» Given task: In the records below, find each line containing the word "color" and copy it.

» Exercise data:
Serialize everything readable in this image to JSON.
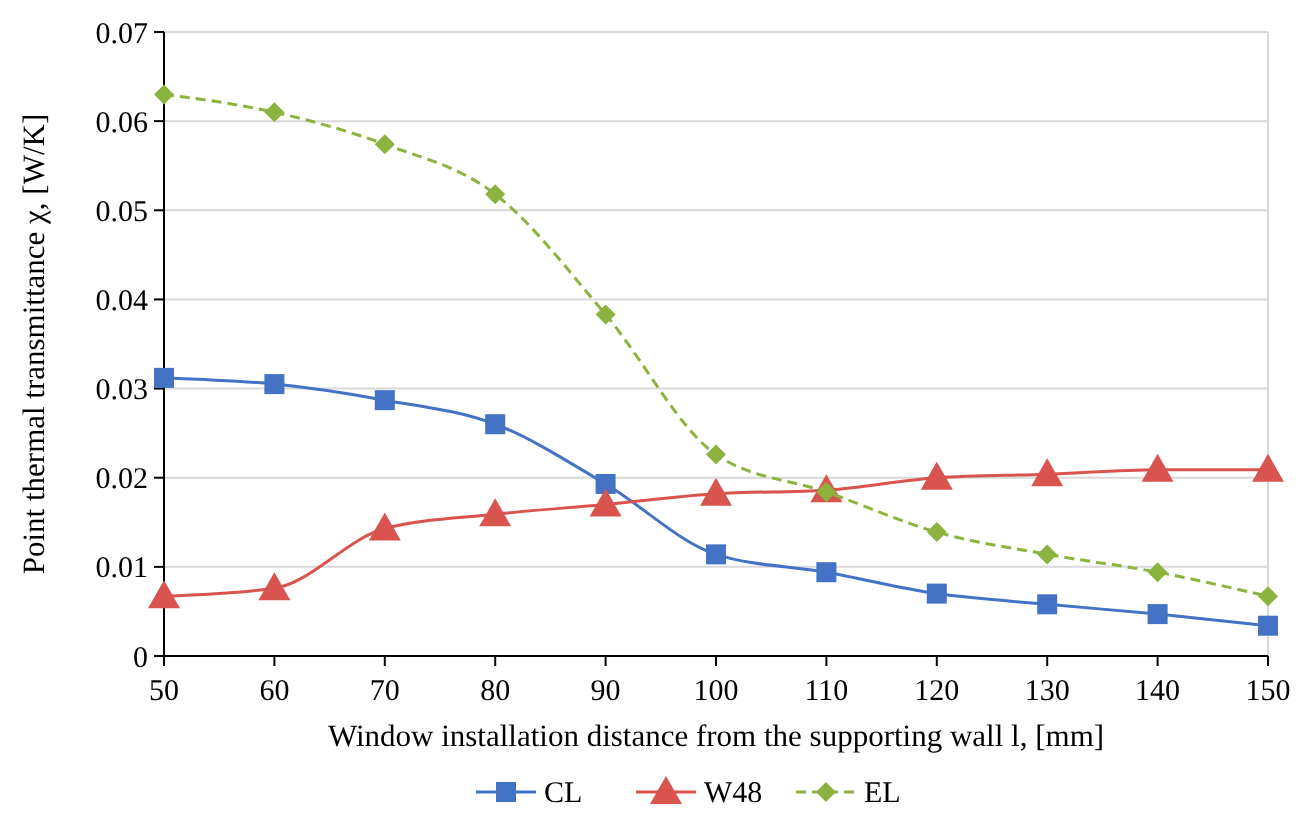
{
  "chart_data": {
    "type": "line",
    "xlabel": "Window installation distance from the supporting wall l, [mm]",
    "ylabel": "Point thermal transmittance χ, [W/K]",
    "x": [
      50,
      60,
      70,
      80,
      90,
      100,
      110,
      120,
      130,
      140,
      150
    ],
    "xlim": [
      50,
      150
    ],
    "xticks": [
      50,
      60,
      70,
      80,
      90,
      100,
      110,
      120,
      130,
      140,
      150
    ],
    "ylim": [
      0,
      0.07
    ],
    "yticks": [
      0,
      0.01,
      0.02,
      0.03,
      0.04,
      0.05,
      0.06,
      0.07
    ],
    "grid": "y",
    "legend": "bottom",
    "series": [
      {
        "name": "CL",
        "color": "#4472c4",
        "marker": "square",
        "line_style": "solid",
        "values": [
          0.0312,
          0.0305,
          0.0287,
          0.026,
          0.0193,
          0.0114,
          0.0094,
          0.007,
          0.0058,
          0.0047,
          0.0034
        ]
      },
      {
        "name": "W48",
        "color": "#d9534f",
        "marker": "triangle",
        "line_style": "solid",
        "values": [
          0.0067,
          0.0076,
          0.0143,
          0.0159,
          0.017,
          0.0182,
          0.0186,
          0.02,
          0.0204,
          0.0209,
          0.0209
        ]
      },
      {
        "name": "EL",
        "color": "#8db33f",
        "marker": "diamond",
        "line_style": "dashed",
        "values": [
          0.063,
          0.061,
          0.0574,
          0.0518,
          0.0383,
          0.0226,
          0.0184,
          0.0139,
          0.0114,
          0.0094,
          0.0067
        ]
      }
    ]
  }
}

» Result for this task:
        "color": "#4472c4",
        "color": "#d9534f",
        "color": "#8db33f",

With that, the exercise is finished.